- RECORDS PROVIDED
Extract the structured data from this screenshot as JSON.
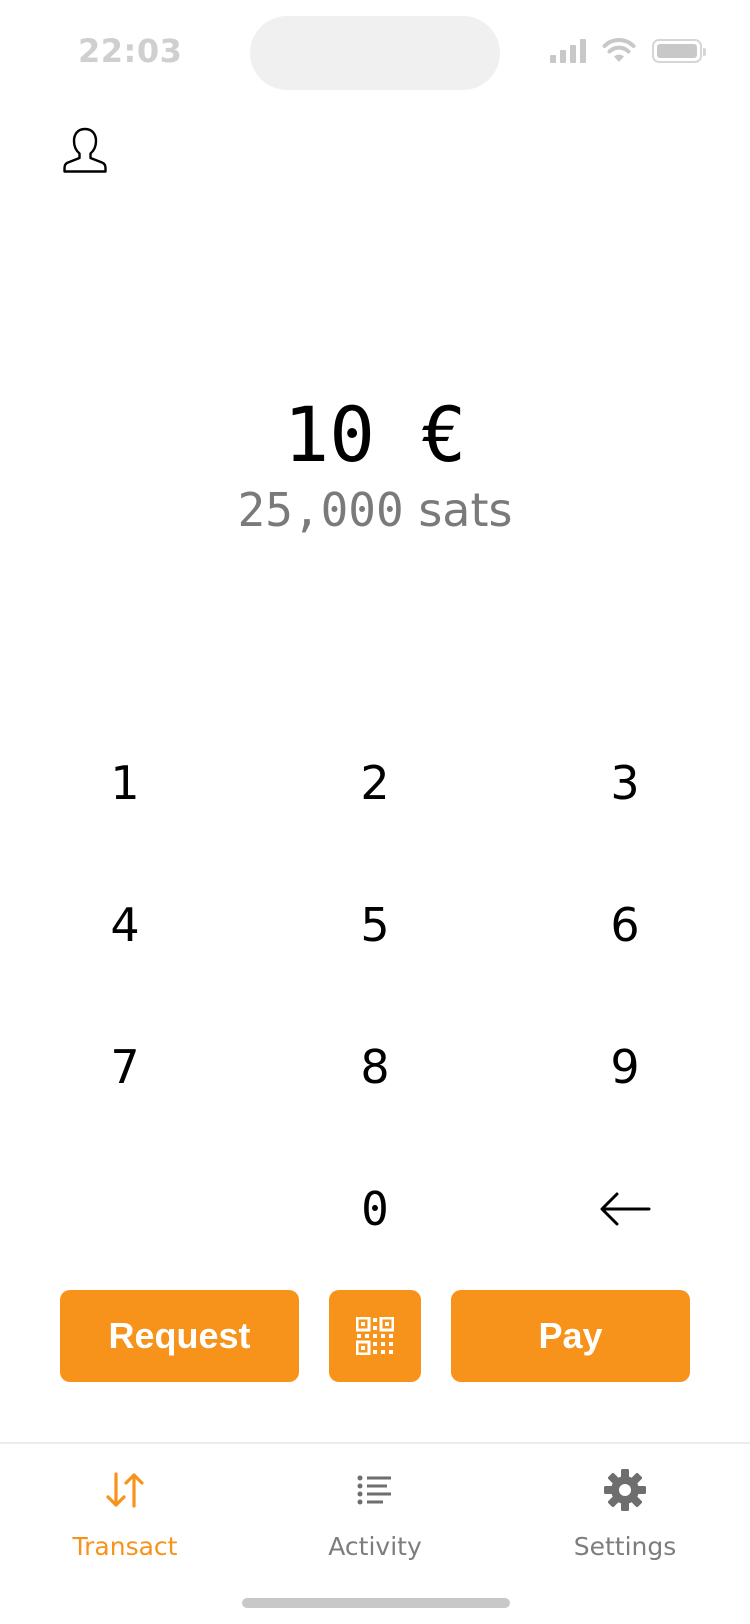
{
  "status_bar": {
    "time": "22:03"
  },
  "amount": {
    "primary": "10 €",
    "secondary_value": "25,000",
    "secondary_unit": "sats"
  },
  "keypad": {
    "keys": [
      "1",
      "2",
      "3",
      "4",
      "5",
      "6",
      "7",
      "8",
      "9",
      "",
      "0",
      "backspace"
    ],
    "backspace_icon": "arrow-left-icon"
  },
  "actions": {
    "request_label": "Request",
    "scan_icon": "qr-code-icon",
    "pay_label": "Pay"
  },
  "nav": {
    "items": [
      {
        "label": "Transact",
        "icon": "arrows-up-down-icon",
        "active": true
      },
      {
        "label": "Activity",
        "icon": "list-icon",
        "active": false
      },
      {
        "label": "Settings",
        "icon": "gear-icon",
        "active": false
      }
    ]
  },
  "colors": {
    "accent": "#f7931a",
    "muted_text": "#7d7d7d",
    "secondary_amount": "#7a7a7a"
  }
}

- TASK TO COMPLETE
From the listing above, pick out each line where the word "icon" appears.

- ANSWER TO THE TASK
    "backspace_icon": "arrow-left-icon"
    "scan_icon": "qr-code-icon",
        "icon": "arrows-up-down-icon",
        "icon": "list-icon",
        "icon": "gear-icon",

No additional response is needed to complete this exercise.